Problem statement
Could you output every line of the material below word for word, omitting the pictures?

***** Dataset rows *****

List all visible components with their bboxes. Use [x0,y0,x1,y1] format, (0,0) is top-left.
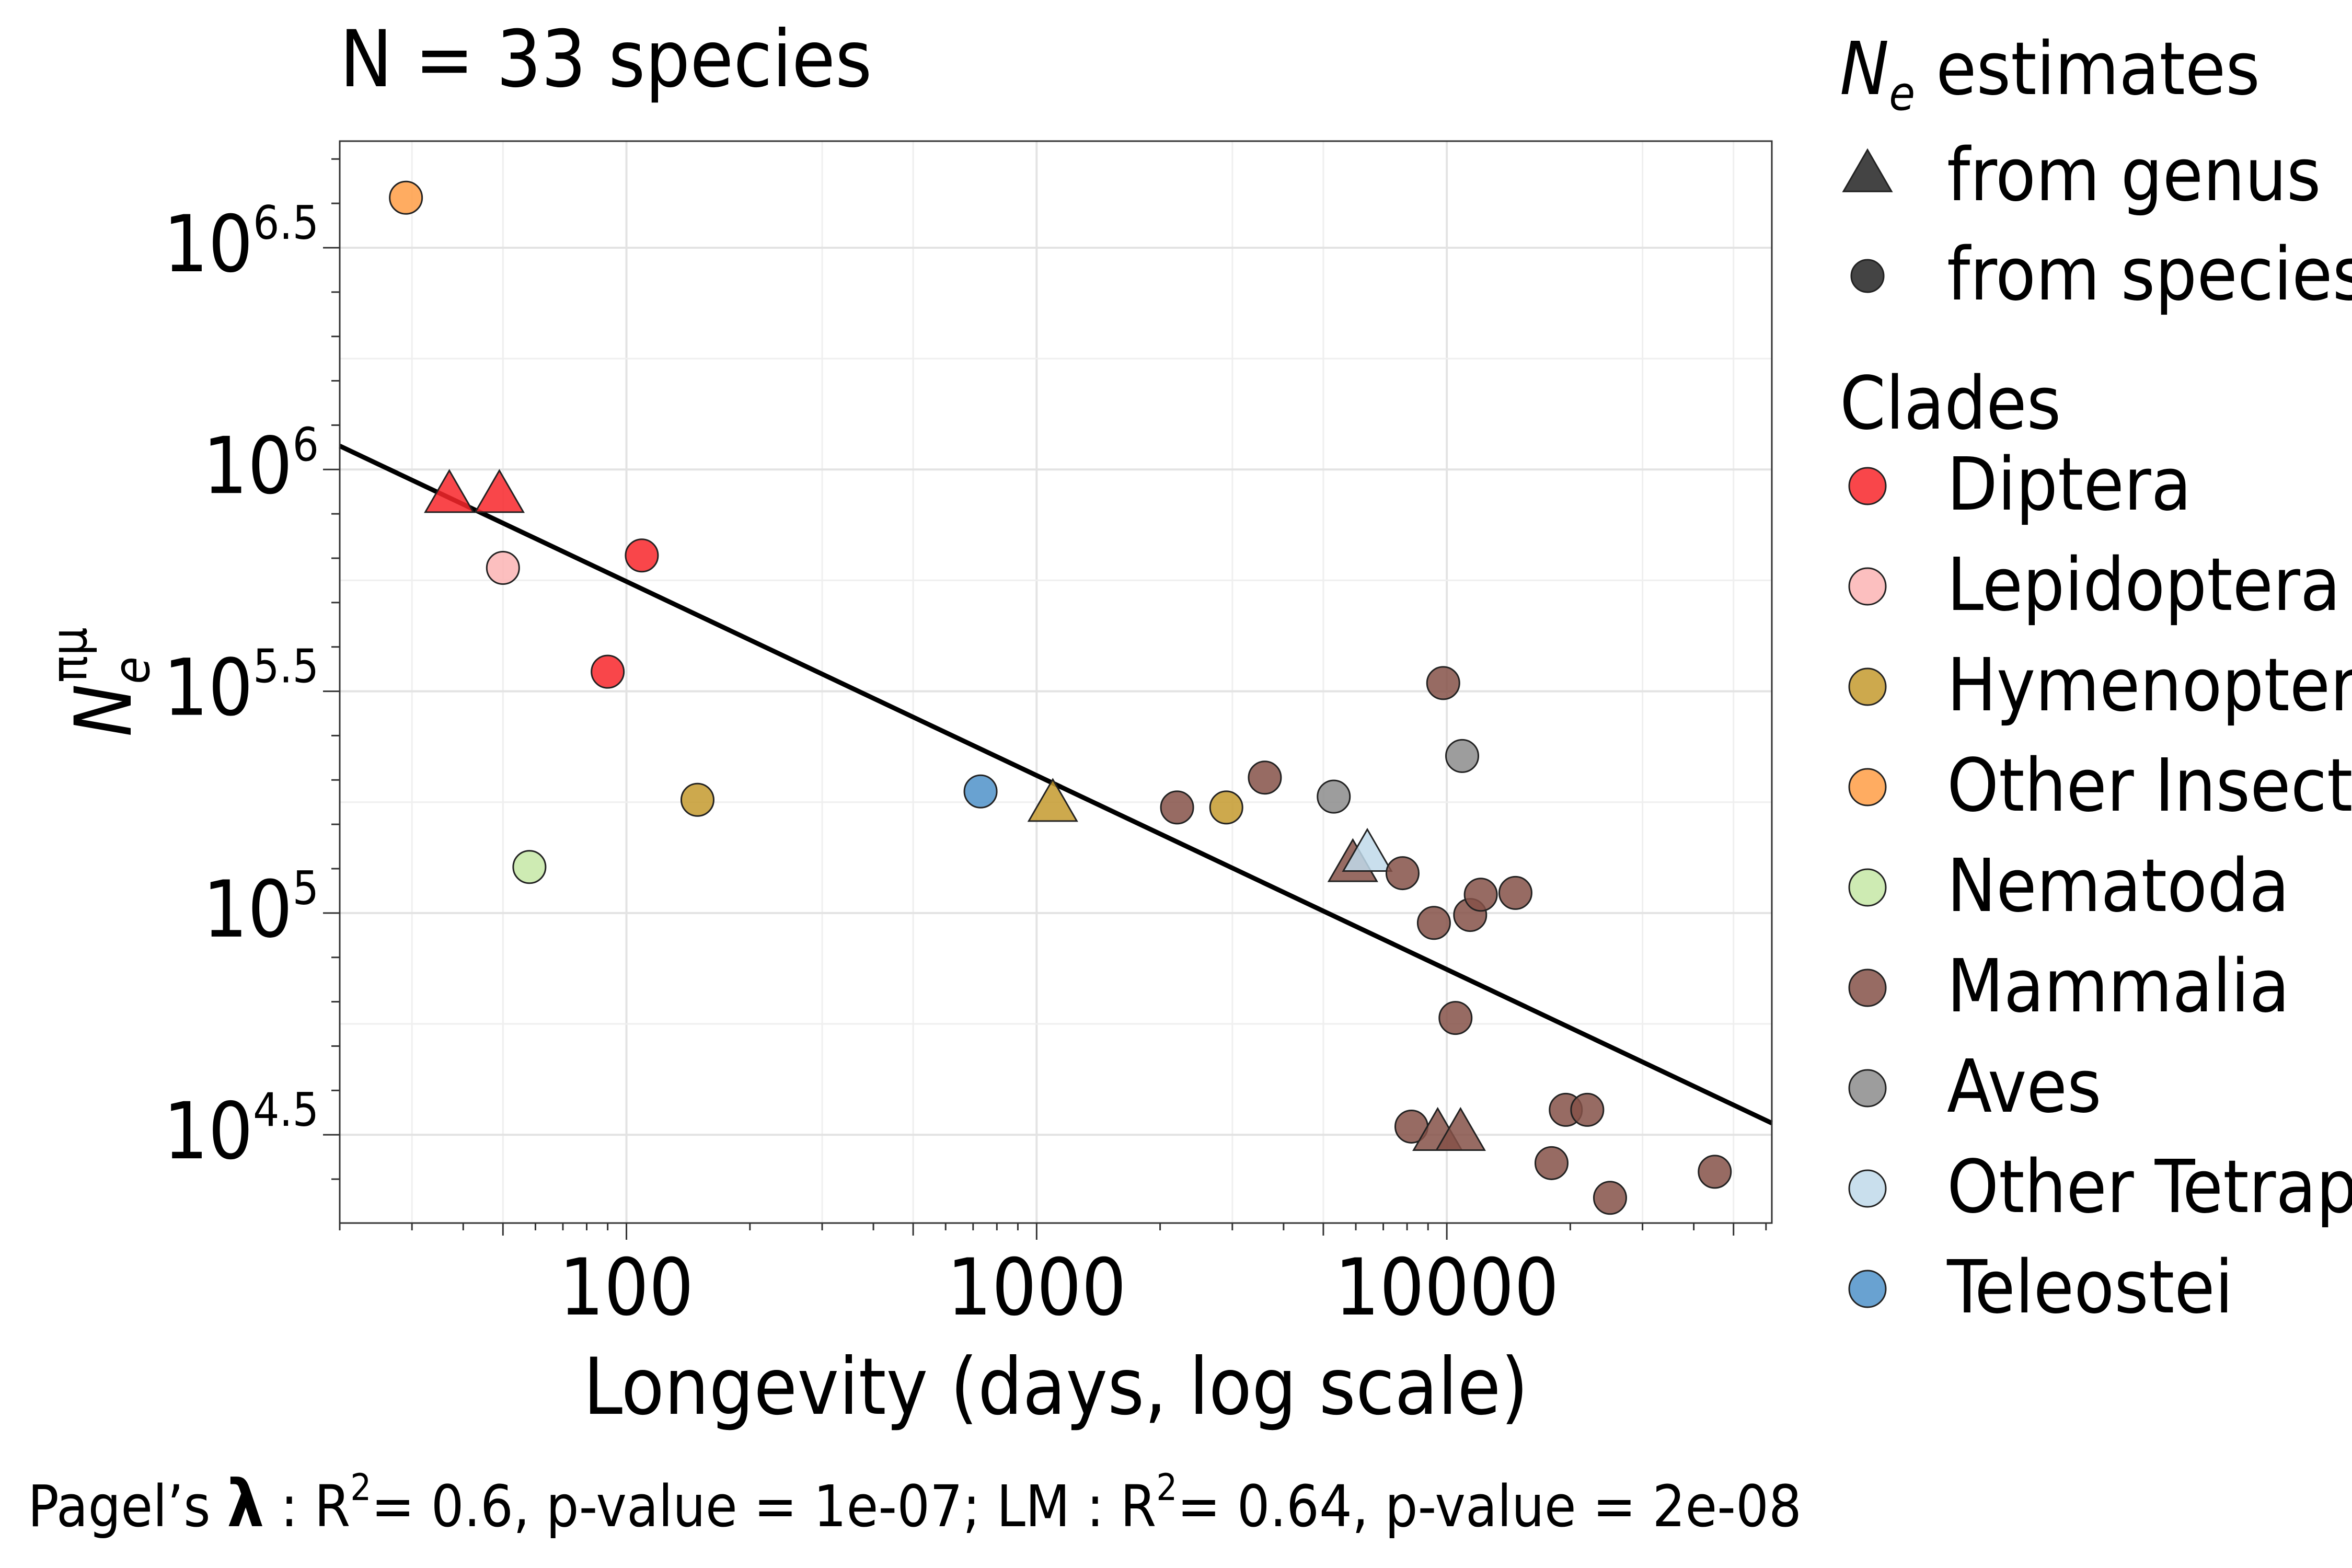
data-point-circle [1248,760,1282,795]
x-tick-label: 10000 [1335,1242,1559,1333]
footnote-part2: = 0.6, p-value = 1e-07; LM : R [371,1473,1156,1540]
data-points [389,180,1732,1215]
legend-clade-swatch [1848,868,1887,907]
y-tick-label: 104.5 [163,1083,319,1177]
legend-clade-label: Nematoda [1947,844,2289,929]
x-axis-label: Longevity (days, log scale) [583,1342,1528,1433]
legend: Ne estimates from genus from species Clad… [1840,27,2352,1330]
legend-clade-swatch [1848,1169,1887,1208]
legend-circle-icon [1850,259,1885,293]
footnote-prefix: Pagel’s [28,1473,227,1540]
x-tick-label: 1000 [947,1242,1126,1333]
plot-area [339,140,1773,1224]
data-point-circle [1426,666,1460,700]
footnote-part1: : R [264,1473,350,1540]
legend-shape-title: Ne estimates [1840,27,2260,121]
chart-title: N = 33 species [340,14,872,105]
data-point-circle [1385,856,1420,891]
legend-clade-label: Other Tetrapods [1947,1145,2352,1230]
legend-shape-title-rest: estimates [1915,27,2260,112]
legend-shape-title-sub: e [1889,66,1915,121]
legend-shape-items: from genus from species [1842,133,2352,317]
legend-clade-swatch [1848,567,1887,606]
legend-clade-label: Lepidoptera [1947,543,2341,628]
legend-clade-title: Clades [1840,361,2061,446]
plot-border [339,140,1773,1224]
y-axis: 104.5 105 105.5 106 106.5 [163,158,340,1180]
data-point-circle [1445,739,1480,773]
data-point-triangle [1435,1106,1486,1151]
data-point-circle [1416,906,1451,940]
legend-shape-title-main: N [1840,27,1889,112]
legend-shape-label: from genus [1947,133,2321,218]
y-label-sub: e [103,656,161,684]
legend-clade-swatch [1848,1270,1887,1308]
legend-clade-swatch [1848,768,1887,806]
footnote-lambda: λ [227,1466,264,1542]
legend-clade-label: Mammalia [1947,944,2290,1029]
legend-clade-swatch [1848,667,1887,706]
legend-clade-label: Diptera [1947,442,2192,527]
data-point-circle [1698,1155,1732,1189]
data-point-circle [389,180,423,215]
legend-shape-label: from species [1947,232,2352,317]
y-tick-label: 105.5 [163,640,319,734]
data-point-triangle [1027,778,1078,822]
data-point-circle [486,551,520,585]
footnote-sup1: 2 [350,1466,371,1509]
legend-clade-items: Diptera Lepidoptera Hymenoptera Other Insec… [1848,442,2352,1330]
data-point-circle [963,774,998,809]
data-point-circle [512,850,547,884]
data-point-circle [1593,1181,1627,1215]
data-point-triangle [424,469,475,513]
data-point-circle [591,654,625,689]
y-tick-label: 106.5 [163,196,319,290]
y-label-main: N [59,684,149,737]
data-point-circle [1209,790,1243,825]
x-tick-label: 100 [559,1242,694,1333]
y-label-sup: πμ [41,627,98,683]
legend-clade-swatch [1848,1069,1887,1108]
legend-triangle-icon [1842,148,1893,192]
y-tick-label: 105 [203,861,319,955]
legend-clade-swatch [1848,467,1887,505]
data-point-circle [680,782,714,817]
legend-clade-swatch [1848,969,1887,1007]
data-point-triangle [1342,827,1393,872]
data-point-circle [1570,1092,1605,1127]
footnote: Pagel’s λ : R2= 0.6, p-value = 1e-07; LM… [28,1466,1802,1542]
data-point-circle [1438,1001,1473,1035]
footnote-part3: = 0.64, p-value = 2e-08 [1177,1473,1802,1540]
data-point-circle [625,538,659,573]
footnote-sup2: 2 [1156,1466,1177,1509]
svg-text:Neπμ: Neπμ [41,627,161,736]
data-point-triangle [474,469,525,513]
legend-clade-label: Other Insects [1947,743,2352,828]
data-point-circle [1160,790,1194,825]
y-axis-label: Neπμ [41,627,161,736]
legend-clade-label: Hymenoptera [1947,643,2352,728]
data-point-circle [1534,1146,1569,1180]
legend-clade-label: Aves [1947,1044,2102,1129]
data-point-circle [1498,875,1532,910]
data-point-circle [1317,779,1351,814]
data-point-circle [1463,878,1498,912]
x-axis: 100 1000 10000 [339,1223,1767,1333]
plot-background [340,141,1772,1223]
y-tick-label: 106 [203,418,319,512]
legend-clade-label: Teleostei [1946,1245,2233,1330]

*****

Worked solution
List all visible components with their bboxes. Use [x0,y0,x1,y1] format, (0,0) is top-left.
data-point-circle [1248,760,1282,795]
x-tick-label: 10000 [1335,1242,1559,1333]
footnote-part2: = 0.6, p-value = 1e-07; LM : R [371,1473,1156,1540]
data-points [389,180,1732,1215]
legend-clade-swatch [1848,868,1887,907]
y-tick-label: 104.5 [163,1083,319,1177]
legend-clade-label: Nematoda [1947,844,2289,929]
x-axis-label: Longevity (days, log scale) [583,1342,1528,1433]
legend: Ne estimates from genus from species Clad… [1840,27,2352,1330]
legend-clade-swatch [1848,1169,1887,1208]
legend-circle-icon [1850,259,1885,293]
footnote-prefix: Pagel’s [28,1473,227,1540]
x-tick-label: 1000 [947,1242,1126,1333]
plot-area [339,140,1773,1224]
data-point-circle [1426,666,1460,700]
footnote-part1: : R [264,1473,350,1540]
legend-shape-title: Ne estimates [1840,27,2260,121]
chart-title: N = 33 species [340,14,872,105]
data-point-circle [1385,856,1420,891]
legend-clade-label: Other Tetrapods [1947,1145,2352,1230]
legend-shape-title-rest: estimates [1915,27,2260,112]
legend-shape-title-sub: e [1889,66,1915,121]
legend-shape-items: from genus from species [1842,133,2352,317]
legend-clade-swatch [1848,567,1887,606]
legend-clade-label: Lepidoptera [1947,543,2341,628]
legend-clade-title: Clades [1840,361,2061,446]
plot-border [339,140,1773,1224]
y-axis: 104.5 105 105.5 106 106.5 [163,158,340,1180]
data-point-circle [1445,739,1480,773]
data-point-triangle [1435,1106,1486,1151]
data-point-circle [1416,906,1451,940]
legend-shape-title-main: N [1840,27,1889,112]
legend-shape-label: from genus [1947,133,2321,218]
y-label-sub: e [103,656,161,684]
legend-clade-swatch [1848,1270,1887,1308]
legend-clade-swatch [1848,768,1887,806]
footnote-lambda: λ [227,1466,264,1542]
legend-clade-label: Mammalia [1947,944,2290,1029]
legend-clade-swatch [1848,667,1887,706]
legend-clade-label: Diptera [1947,442,2192,527]
data-point-circle [1698,1155,1732,1189]
data-point-circle [389,180,423,215]
legend-shape-label: from species [1947,232,2352,317]
y-tick-label: 105.5 [163,640,319,734]
data-point-triangle [1027,778,1078,822]
data-point-circle [486,551,520,585]
footnote-sup1: 2 [350,1466,371,1509]
legend-clade-items: Diptera Lepidoptera Hymenoptera Other Insec… [1848,442,2352,1330]
data-point-circle [963,774,998,809]
data-point-circle [512,850,547,884]
data-point-circle [1593,1181,1627,1215]
data-point-triangle [424,469,475,513]
data-point-circle [591,654,625,689]
y-tick-label: 106.5 [163,196,319,290]
y-label-main: N [59,684,149,737]
data-point-circle [1209,790,1243,825]
x-tick-label: 100 [559,1242,694,1333]
y-label-sup: πμ [41,627,98,683]
legend-clade-swatch [1848,1069,1887,1108]
legend-triangle-icon [1842,148,1893,192]
y-tick-label: 105 [203,861,319,955]
legend-clade-swatch [1848,467,1887,505]
data-point-circle [680,782,714,817]
legend-clade-swatch [1848,969,1887,1007]
data-point-triangle [1342,827,1393,872]
data-point-circle [1570,1092,1605,1127]
footnote: Pagel’s λ : R2= 0.6, p-value = 1e-07; LM… [28,1466,1802,1542]
data-point-circle [1438,1001,1473,1035]
footnote-part3: = 0.64, p-value = 2e-08 [1177,1473,1802,1540]
data-point-circle [625,538,659,573]
footnote-sup2: 2 [1156,1466,1177,1509]
svg-text:Neπμ: Neπμ [41,627,161,736]
data-point-triangle [474,469,525,513]
legend-clade-label: Other Insects [1947,743,2352,828]
data-point-circle [1160,790,1194,825]
y-axis-label: Neπμ [41,627,161,736]
legend-clade-label: Hymenoptera [1947,643,2352,728]
data-point-circle [1534,1146,1569,1180]
legend-clade-label: Aves [1947,1044,2102,1129]
data-point-circle [1498,875,1532,910]
data-point-circle [1317,779,1351,814]
data-point-circle [1463,878,1498,912]
x-axis: 100 1000 10000 [339,1223,1767,1333]
plot-background [340,141,1772,1223]
y-tick-label: 106 [203,418,319,512]
legend-clade-label: Teleostei [1946,1245,2233,1330]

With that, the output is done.